WHAT THE TASK REQUIRES: Write out all entries word for word.

(Recorded data)
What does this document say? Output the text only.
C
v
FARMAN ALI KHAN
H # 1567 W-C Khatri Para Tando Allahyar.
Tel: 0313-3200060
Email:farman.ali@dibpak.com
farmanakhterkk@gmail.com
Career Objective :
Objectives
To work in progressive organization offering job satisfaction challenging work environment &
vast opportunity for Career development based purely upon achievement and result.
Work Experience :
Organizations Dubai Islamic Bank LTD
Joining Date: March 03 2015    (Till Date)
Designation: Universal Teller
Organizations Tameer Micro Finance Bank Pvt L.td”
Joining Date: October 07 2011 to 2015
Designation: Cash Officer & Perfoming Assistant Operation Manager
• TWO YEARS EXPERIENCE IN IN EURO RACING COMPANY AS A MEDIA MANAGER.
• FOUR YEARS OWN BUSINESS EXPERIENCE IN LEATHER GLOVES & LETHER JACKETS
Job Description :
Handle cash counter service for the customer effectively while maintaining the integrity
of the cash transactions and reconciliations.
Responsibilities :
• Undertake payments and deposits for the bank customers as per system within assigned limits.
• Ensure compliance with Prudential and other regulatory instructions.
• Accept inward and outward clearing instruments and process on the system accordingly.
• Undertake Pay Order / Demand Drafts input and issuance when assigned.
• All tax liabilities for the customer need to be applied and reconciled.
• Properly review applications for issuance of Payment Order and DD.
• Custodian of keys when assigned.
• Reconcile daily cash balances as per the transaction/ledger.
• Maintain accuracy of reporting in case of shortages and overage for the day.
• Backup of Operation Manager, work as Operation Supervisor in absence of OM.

FINAL ANSWER:
What does this document say? Output the text only.
C
v
FARMAN ALI KHAN
H # 1567 W-C Khatri Para Tando Allahyar.
Tel: 0313-3200060
Email:farman.ali@dibpak.com
farmanakhterkk@gmail.com
Career Objective :
Objectives
To work in progressive organization offering job satisfaction challenging work environment &
vast opportunity for Career development based purely upon achievement and result.
Work Experience :
Organizations Dubai Islamic Bank LTD
Joining Date: March 03 2015    (Till Date)
Designation: Universal Teller
Organizations Tameer Micro Finance Bank Pvt L.td”
Joining Date: October 07 2011 to 2015
Designation: Cash Officer & Perfoming Assistant Operation Manager
• TWO YEARS EXPERIENCE IN IN EURO RACING COMPANY AS A MEDIA MANAGER.
• FOUR YEARS OWN BUSINESS EXPERIENCE IN LEATHER GLOVES & LETHER JACKETS
Job Description :
Handle cash counter service for the customer effectively while maintaining the integrity
of the cash transactions and reconciliations.
Responsibilities :
• Undertake payments and deposits for the bank customers as per system within assigned limits.
• Ensure compliance with Prudential and other regulatory instructions.
• Accept inward and outward clearing instruments and process on the system accordingly.
• Undertake Pay Order / Demand Drafts input and issuance when assigned.
• All tax liabilities for the customer need to be applied and reconciled.
• Properly review applications for issuance of Payment Order and DD.
• Custodian of keys when assigned.
• Reconcile daily cash balances as per the transaction/ledger.
• Maintain accuracy of reporting in case of shortages and overage for the day.
• Backup of Operation Manager, work as Operation Supervisor in absence of OM.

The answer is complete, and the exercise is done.